— Start —

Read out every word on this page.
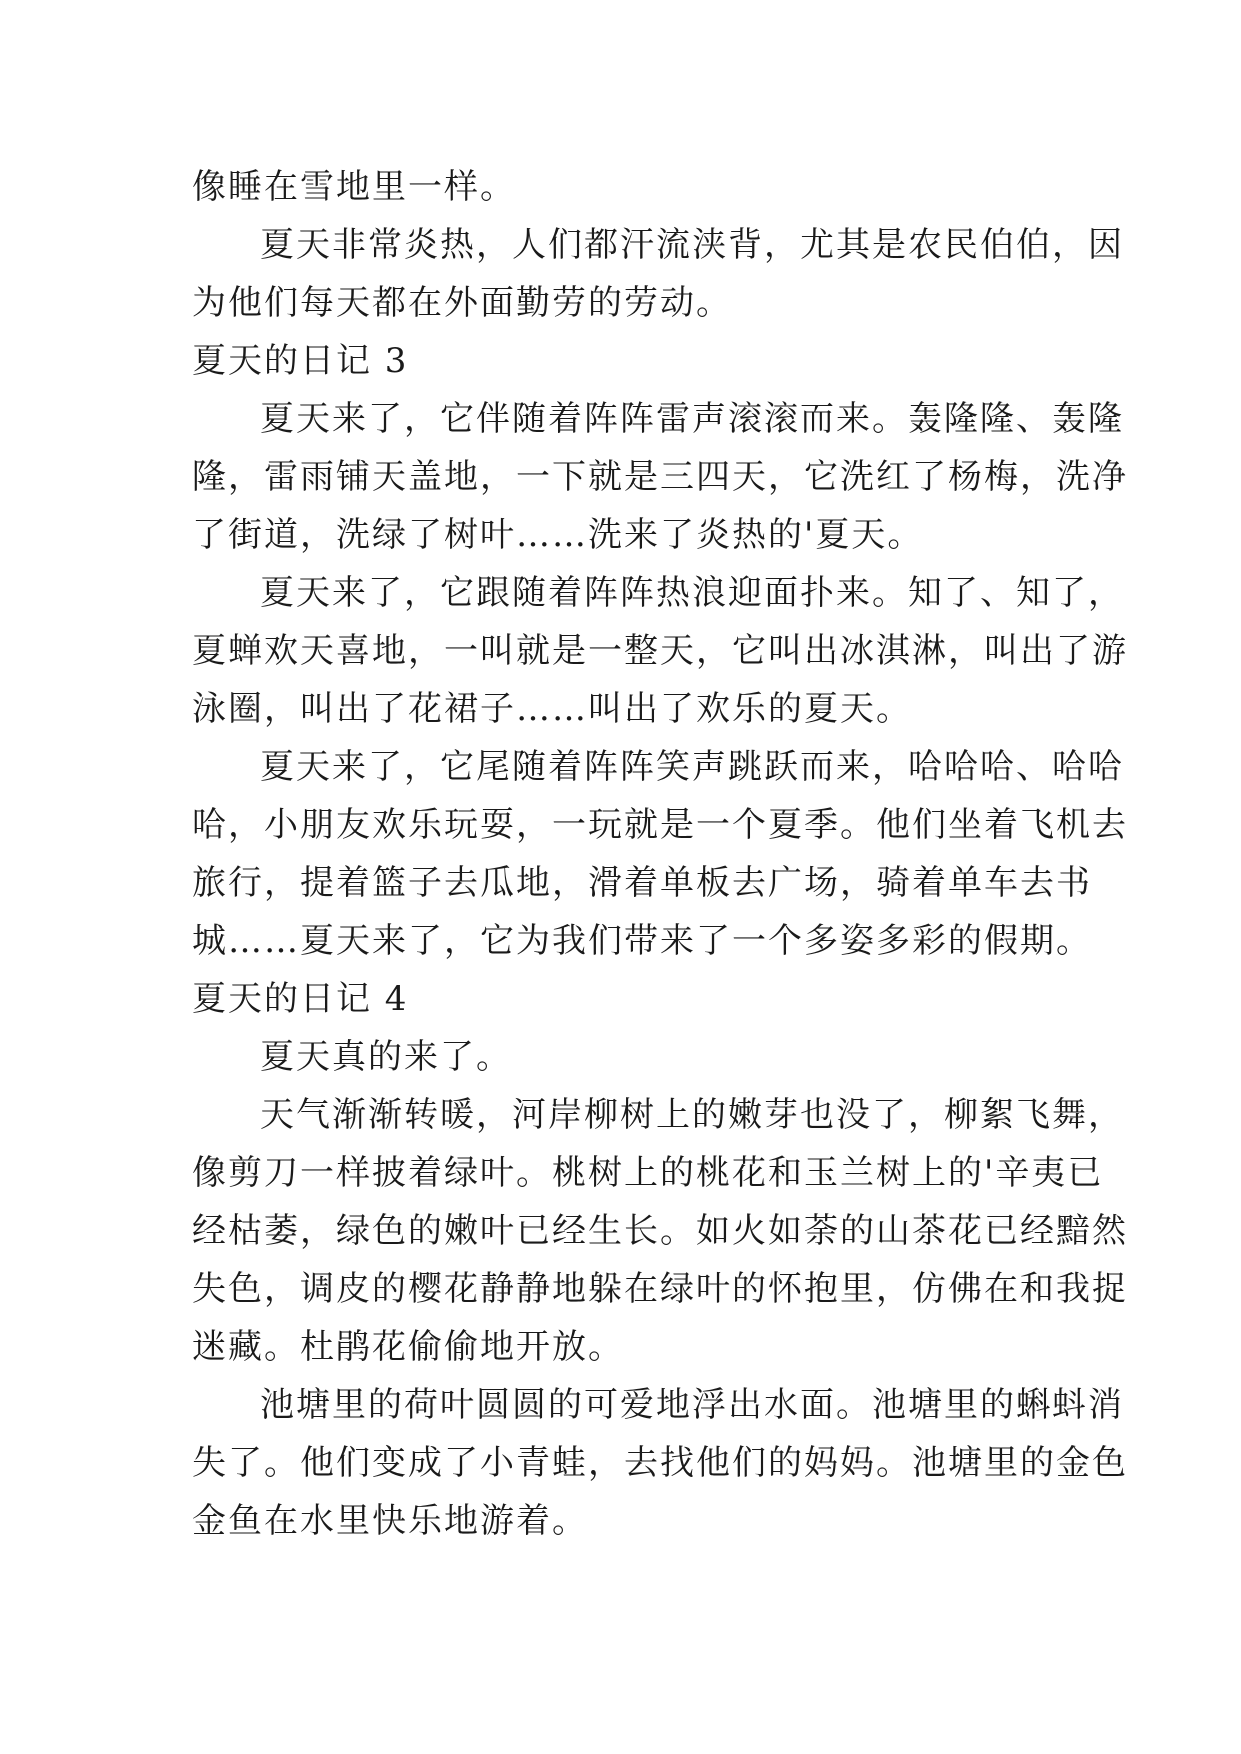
像睡在雪地里一样。
夏天非常炎热，人们都汗流浃背，尤其是农民伯伯，因
为他们每天都在外面勤劳的劳动。
夏天的日记 3
夏天来了，它伴随着阵阵雷声滚滚而来。轰隆隆、轰隆
隆，雷雨铺天盖地，一下就是三四天，它洗红了杨梅，洗净
了街道，洗绿了树叶……洗来了炎热的'夏天。
夏天来了，它跟随着阵阵热浪迎面扑来。知了、知了，
夏蝉欢天喜地，一叫就是一整天，它叫出冰淇淋，叫出了游
泳圈，叫出了花裙子……叫出了欢乐的夏天。
夏天来了，它尾随着阵阵笑声跳跃而来，哈哈哈、哈哈
哈，小朋友欢乐玩耍，一玩就是一个夏季。他们坐着飞机去
旅行，提着篮子去瓜地，滑着单板去广场，骑着单车去书
城……夏天来了，它为我们带来了一个多姿多彩的假期。
夏天的日记 4
夏天真的来了。
天气渐渐转暖，河岸柳树上的嫩芽也没了，柳絮飞舞，
像剪刀一样披着绿叶。桃树上的桃花和玉兰树上的'辛夷已
经枯萎，绿色的嫩叶已经生长。如火如荼的山茶花已经黯然
失色，调皮的樱花静静地躲在绿叶的怀抱里，仿佛在和我捉
迷藏。杜鹃花偷偷地开放。
池塘里的荷叶圆圆的可爱地浮出水面。池塘里的蝌蚪消
失了。他们变成了小青蛙，去找他们的妈妈。池塘里的金色
金鱼在水里快乐地游着。
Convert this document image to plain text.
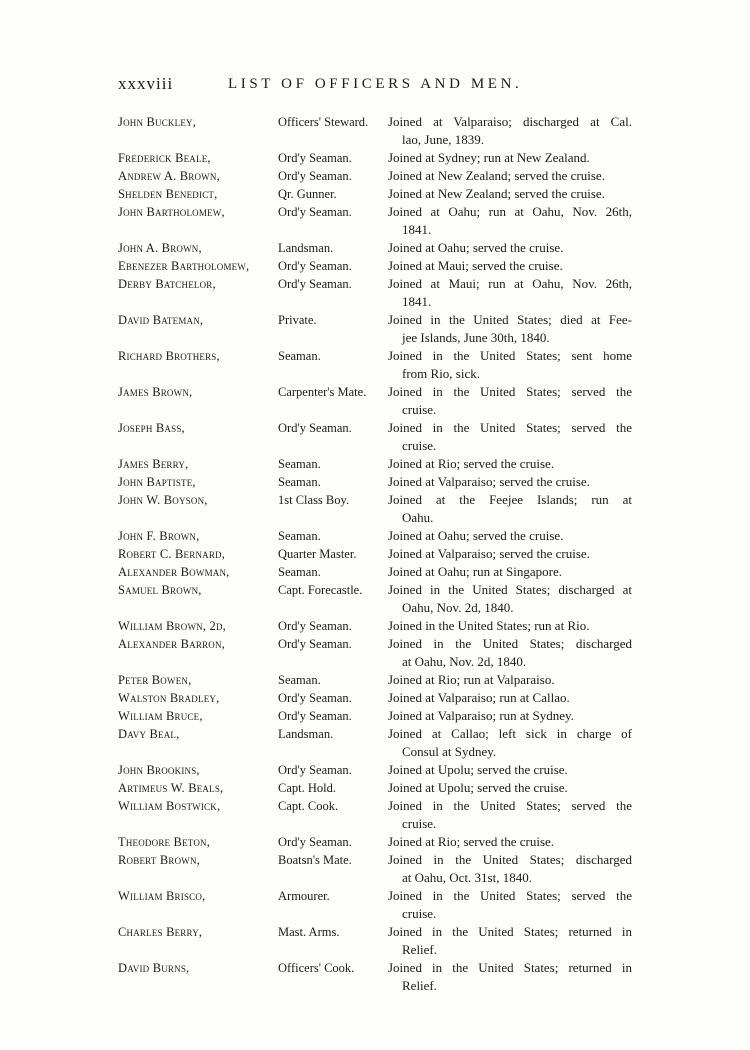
xxxviii	LIST OF OFFICERS AND MEN.
John Buckley,	Officers' Steward.	Joined at Valparaiso; discharged at Cal.
lao, June, 1839.
Frederick Beale,	Ord'y Seaman.	Joined at Sydney; run at New Zealand.
Andrew A. Brown,	Ord'y Seaman.	Joined at New Zealand; served the cruise.
Shelden Benedict,	Qr. Gunner.	Joined at New Zealand; served the cruise.
John Bartholomew,	Ord'y Seaman.	Joined at Oahu; run at Oahu, Nov. 26th,
1841.
John A. Brown,	Landsman.	Joined at Oahu; served the cruise.
Ebenezer Bartholomew,	Ord'y Seaman.	Joined at Maui; served the cruise.
Derby Batchelor,	Ord'y Seaman.	Joined at Maui; run at Oahu, Nov. 26th,
1841.
David Bateman,	Private.	Joined in the United States; died at Fee-
jee Islands, June 30th, 1840.
Richard Brothers,	Seaman.	Joined in the United States; sent home
from Rio, sick.
James Brown,	Carpenter's Mate.	Joined in the United States; served the
cruise.
Joseph Bass,	Ord'y Seaman.	Joined in the United States; served the
cruise.
James Berry,	Seaman.	Joined at Rio; served the cruise.
John Baptiste,	Seaman.	Joined at Valparaiso; served the cruise.
John W. Boyson,	1st Class Boy.	Joined at the Feejee Islands; run at
Oahu.
John F. Brown,	Seaman.	Joined at Oahu; served the cruise.
Robert C. Bernard,	Quarter Master.	Joined at Valparaiso; served the cruise.
Alexander Bowman,	Seaman.	Joined at Oahu; run at Singapore.
Samuel Brown,	Capt. Forecastle.	Joined in the United States; discharged at
Oahu, Nov. 2d, 1840.
William Brown, 2d,	Ord'y Seaman.	Joined in the United States; run at Rio.
Alexander Barron,	Ord'y Seaman.	Joined in the United States; discharged
at Oahu, Nov. 2d, 1840.
Peter Bowen,	Seaman.	Joined at Rio; run at Valparaiso.
Walston Bradley,	Ord'y Seaman.	Joined at Valparaiso; run at Callao.
William Bruce,	Ord'y Seaman.	Joined at Valparaiso; run at Sydney.
Davy Beal,	Landsman.	Joined at Callao; left sick in charge of
Consul at Sydney.
John Brookins,	Ord'y Seaman.	Joined at Upolu; served the cruise.
Artimeus W. Beals,	Capt. Hold.	Joined at Upolu; served the cruise.
William Bostwick,	Capt. Cook.	Joined in the United States; served the
cruise.
Theodore Beton,	Ord'y Seaman.	Joined at Rio; served the cruise.
Robert Brown,	Boatsn's Mate.	Joined in the United States; discharged
at Oahu, Oct. 31st, 1840.
William Brisco,	Armourer.	Joined in the United States; served the
cruise.
Charles Berry,	Mast. Arms.	Joined in the United States; returned in
Relief.
David Burns,	Officers' Cook.	Joined in the United States; returned in
Relief.
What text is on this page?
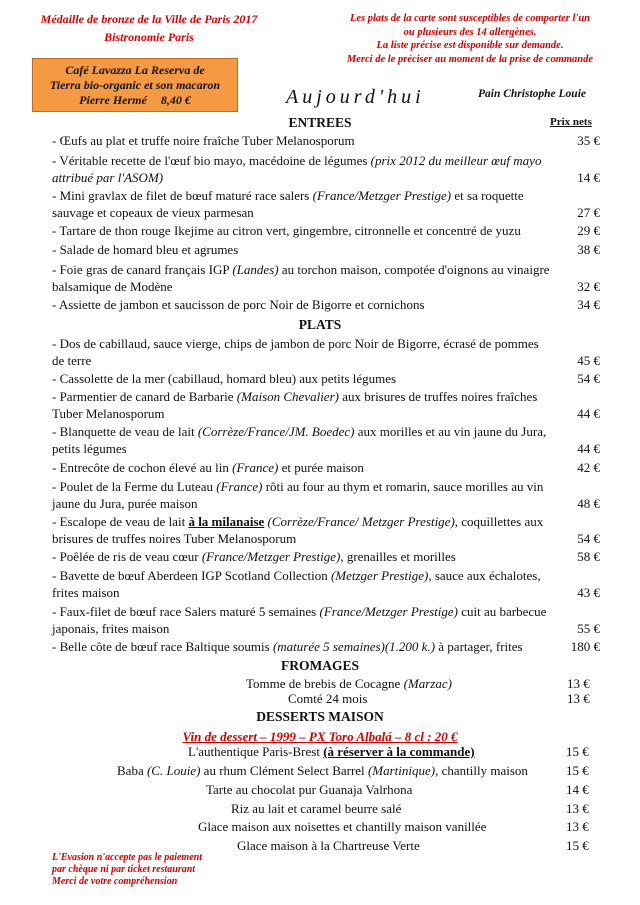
Médaille de bronze de la Ville de Paris 2017
Bistronomie Paris
Les plats de la carte sont susceptibles de comporter l'un
ou plusieurs des 14 allergènes.
La liste précise est disponible sur demande.
Merci de le préciser au moment de la prise de commande
Café Lavazza La Reserva de
Tierra bio-organic et son macaron
Pierre Hermé 8,40 €	Aujourd'hui	Pain Christophe Louie
ENTREES	Prix nets
- Œufs au plat et truffe noire fraîche Tuber Melanosporum	35 €
- Véritable recette de l'œuf bio mayo, macédoine de légumes (prix 2012 du meilleur œuf mayo attribué par l'ASOM)	14 €
- Mini gravlax de filet de bœuf maturé race salers (France/Metzger Prestige) et sa roquette sauvage et copeaux de vieux parmesan	27 €
- Tartare de thon rouge Ikejime au citron vert, gingembre, citronnelle et concentré de yuzu	29 €
- Salade de homard bleu et agrumes	38 €
- Foie gras de canard français IGP (Landes) au torchon maison, compotée d'oignons au vinaigre balsamique de Modène	32 €
- Assiette de jambon et saucisson de porc Noir de Bigorre et cornichons	34 €
PLATS
- Dos de cabillaud, sauce vierge, chips de jambon de porc Noir de Bigorre, écrasé de pommes de terre	45 €
- Cassolette de la mer (cabillaud, homard bleu) aux petits légumes	54 €
- Parmentier de canard de Barbarie (Maison Chevalier) aux brisures de truffes noires fraîches Tuber Melanosporum	44 €
- Blanquette de veau de lait (Corrèze/France/JM. Boedec) aux morilles et au vin jaune du Jura, petits légumes	44 €
- Entrecôte de cochon élevé au lin (France) et purée maison	42 €
- Poulet de la Ferme du Luteau (France) rôti au four au thym et romarin, sauce morilles au vin jaune du Jura, purée maison	48 €
- Escalope de veau de lait à la milanaise (Corrèze/France/ Metzger Prestige), coquillettes aux brisures de truffes noires Tuber Melanosporum	54 €
- Poêlée de ris de veau cœur (France/Metzger Prestige), grenailles et morilles	58 €
- Bavette de bœuf Aberdeen IGP Scotland Collection (Metzger Prestige), sauce aux échalotes, frites maison	43 €
- Faux-filet de bœuf race Salers maturé 5 semaines (France/Metzger Prestige) cuit au barbecue japonais, frites maison	55 €
- Belle côte de bœuf race Baltique soumis (maturée 5 semaines)(1.200 k.) à partager, frites	180 €
FROMAGES
Tomme de brebis de Cocagne (Marzac)	13 €
Comté 24 mois	13 €
DESSERTS MAISON
Vin de dessert – 1999 – PX Toro Albalá – 8 cl : 20 €
L'authentique Paris-Brest (à réserver à la commande)	15 €
Baba (C. Louie) au rhum Clément Select Barrel (Martinique), chantilly maison	15 €
Tarte au chocolat pur Guanaja Valrhona	14 €
Riz au lait et caramel beurre salé	13 €
Glace maison aux noisettes et chantilly maison vanillée	13 €
Glace maison à la Chartreuse Verte	15 €
L'Evasion n'accepte pas le paiement
par chèque ni par ticket restaurant
Merci de votre compréhension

— End —

### [CHALLENGE]
Repeat the material above word for word, please, apart from its images.

### [FULL ANSWER]
Read out every word on this page.
像睡在雪地里一样。
夏天非常炎热，人们都汗流浃背，尤其是农民伯伯，因
为他们每天都在外面勤劳的劳动。
夏天的日记 3
夏天来了，它伴随着阵阵雷声滚滚而来。轰隆隆、轰隆
隆，雷雨铺天盖地，一下就是三四天，它洗红了杨梅，洗净
了街道，洗绿了树叶……洗来了炎热的'夏天。
夏天来了，它跟随着阵阵热浪迎面扑来。知了、知了，
夏蝉欢天喜地，一叫就是一整天，它叫出冰淇淋，叫出了游
泳圈，叫出了花裙子……叫出了欢乐的夏天。
夏天来了，它尾随着阵阵笑声跳跃而来，哈哈哈、哈哈
哈，小朋友欢乐玩耍，一玩就是一个夏季。他们坐着飞机去
旅行，提着篮子去瓜地，滑着单板去广场，骑着单车去书
城……夏天来了，它为我们带来了一个多姿多彩的假期。
夏天的日记 4
夏天真的来了。
天气渐渐转暖，河岸柳树上的嫩芽也没了，柳絮飞舞，
像剪刀一样披着绿叶。桃树上的桃花和玉兰树上的'辛夷已
经枯萎，绿色的嫩叶已经生长。如火如荼的山茶花已经黯然
失色，调皮的樱花静静地躲在绿叶的怀抱里，仿佛在和我捉
迷藏。杜鹃花偷偷地开放。
池塘里的荷叶圆圆的可爱地浮出水面。池塘里的蝌蚪消
失了。他们变成了小青蛙，去找他们的妈妈。池塘里的金色
金鱼在水里快乐地游着。
Convert this document image to plain text.
xxxviii	LIST OF OFFICERS AND MEN.
John Buckley,	Officers' Steward.	Joined at Valparaiso; discharged at Cal.
lao, June, 1839.
Frederick Beale,	Ord'y Seaman.	Joined at Sydney; run at New Zealand.
Andrew A. Brown,	Ord'y Seaman.	Joined at New Zealand; served the cruise.
Shelden Benedict,	Qr. Gunner.	Joined at New Zealand; served the cruise.
John Bartholomew,	Ord'y Seaman.	Joined at Oahu; run at Oahu, Nov. 26th,
1841.
John A. Brown,	Landsman.	Joined at Oahu; served the cruise.
Ebenezer Bartholomew,	Ord'y Seaman.	Joined at Maui; served the cruise.
Derby Batchelor,	Ord'y Seaman.	Joined at Maui; run at Oahu, Nov. 26th,
1841.
David Bateman,	Private.	Joined in the United States; died at Fee-
jee Islands, June 30th, 1840.
Richard Brothers,	Seaman.	Joined in the United States; sent home
from Rio, sick.
James Brown,	Carpenter's Mate.	Joined in the United States; served the
cruise.
Joseph Bass,	Ord'y Seaman.	Joined in the United States; served the
cruise.
James Berry,	Seaman.	Joined at Rio; served the cruise.
John Baptiste,	Seaman.	Joined at Valparaiso; served the cruise.
John W. Boyson,	1st Class Boy.	Joined at the Feejee Islands; run at
Oahu.
John F. Brown,	Seaman.	Joined at Oahu; served the cruise.
Robert C. Bernard,	Quarter Master.	Joined at Valparaiso; served the cruise.
Alexander Bowman,	Seaman.	Joined at Oahu; run at Singapore.
Samuel Brown,	Capt. Forecastle.	Joined in the United States; discharged at
Oahu, Nov. 2d, 1840.
William Brown, 2d,	Ord'y Seaman.	Joined in the United States; run at Rio.
Alexander Barron,	Ord'y Seaman.	Joined in the United States; discharged
at Oahu, Nov. 2d, 1840.
Peter Bowen,	Seaman.	Joined at Rio; run at Valparaiso.
Walston Bradley,	Ord'y Seaman.	Joined at Valparaiso; run at Callao.
William Bruce,	Ord'y Seaman.	Joined at Valparaiso; run at Sydney.
Davy Beal,	Landsman.	Joined at Callao; left sick in charge of
Consul at Sydney.
John Brookins,	Ord'y Seaman.	Joined at Upolu; served the cruise.
Artimeus W. Beals,	Capt. Hold.	Joined at Upolu; served the cruise.
William Bostwick,	Capt. Cook.	Joined in the United States; served the
cruise.
Theodore Beton,	Ord'y Seaman.	Joined at Rio; served the cruise.
Robert Brown,	Boatsn's Mate.	Joined in the United States; discharged
at Oahu, Oct. 31st, 1840.
William Brisco,	Armourer.	Joined in the United States; served the
cruise.
Charles Berry,	Mast. Arms.	Joined in the United States; returned in
Relief.
David Burns,	Officers' Cook.	Joined in the United States; returned in
Relief.
What text is on this page?
Médaille de bronze de la Ville de Paris 2017
Bistronomie Paris
Les plats de la carte sont susceptibles de comporter l'un
ou plusieurs des 14 allergènes.
La liste précise est disponible sur demande.
Merci de le préciser au moment de la prise de commande
Café Lavazza La Reserva de
Tierra bio-organic et son macaron
Pierre Hermé 8,40 €	Aujourd'hui	Pain Christophe Louie
ENTREES	Prix nets
- Œufs au plat et truffe noire fraîche Tuber Melanosporum	35 €
- Véritable recette de l'œuf bio mayo, macédoine de légumes (prix 2012 du meilleur œuf mayo attribué par l'ASOM)	14 €
- Mini gravlax de filet de bœuf maturé race salers (France/Metzger Prestige) et sa roquette sauvage et copeaux de vieux parmesan	27 €
- Tartare de thon rouge Ikejime au citron vert, gingembre, citronnelle et concentré de yuzu	29 €
- Salade de homard bleu et agrumes	38 €
- Foie gras de canard français IGP (Landes) au torchon maison, compotée d'oignons au vinaigre balsamique de Modène	32 €
- Assiette de jambon et saucisson de porc Noir de Bigorre et cornichons	34 €
PLATS
- Dos de cabillaud, sauce vierge, chips de jambon de porc Noir de Bigorre, écrasé de pommes de terre	45 €
- Cassolette de la mer (cabillaud, homard bleu) aux petits légumes	54 €
- Parmentier de canard de Barbarie (Maison Chevalier) aux brisures de truffes noires fraîches Tuber Melanosporum	44 €
- Blanquette de veau de lait (Corrèze/France/JM. Boedec) aux morilles et au vin jaune du Jura, petits légumes	44 €
- Entrecôte de cochon élevé au lin (France) et purée maison	42 €
- Poulet de la Ferme du Luteau (France) rôti au four au thym et romarin, sauce morilles au vin jaune du Jura, purée maison	48 €
- Escalope de veau de lait à la milanaise (Corrèze/France/ Metzger Prestige), coquillettes aux brisures de truffes noires Tuber Melanosporum	54 €
- Poêlée de ris de veau cœur (France/Metzger Prestige), grenailles et morilles	58 €
- Bavette de bœuf Aberdeen IGP Scotland Collection (Metzger Prestige), sauce aux échalotes, frites maison	43 €
- Faux-filet de bœuf race Salers maturé 5 semaines (France/Metzger Prestige) cuit au barbecue japonais, frites maison	55 €
- Belle côte de bœuf race Baltique soumis (maturée 5 semaines)(1.200 k.) à partager, frites	180 €
FROMAGES
Tomme de brebis de Cocagne (Marzac)	13 €
Comté 24 mois	13 €
DESSERTS MAISON
Vin de dessert – 1999 – PX Toro Albalá – 8 cl : 20 €
L'authentique Paris-Brest (à réserver à la commande)	15 €
Baba (C. Louie) au rhum Clément Select Barrel (Martinique), chantilly maison	15 €
Tarte au chocolat pur Guanaja Valrhona	14 €
Riz au lait et caramel beurre salé	13 €
Glace maison aux noisettes et chantilly maison vanillée	13 €
Glace maison à la Chartreuse Verte	15 €
L'Evasion n'accepte pas le paiement
par chèque ni par ticket restaurant
Merci de votre compréhension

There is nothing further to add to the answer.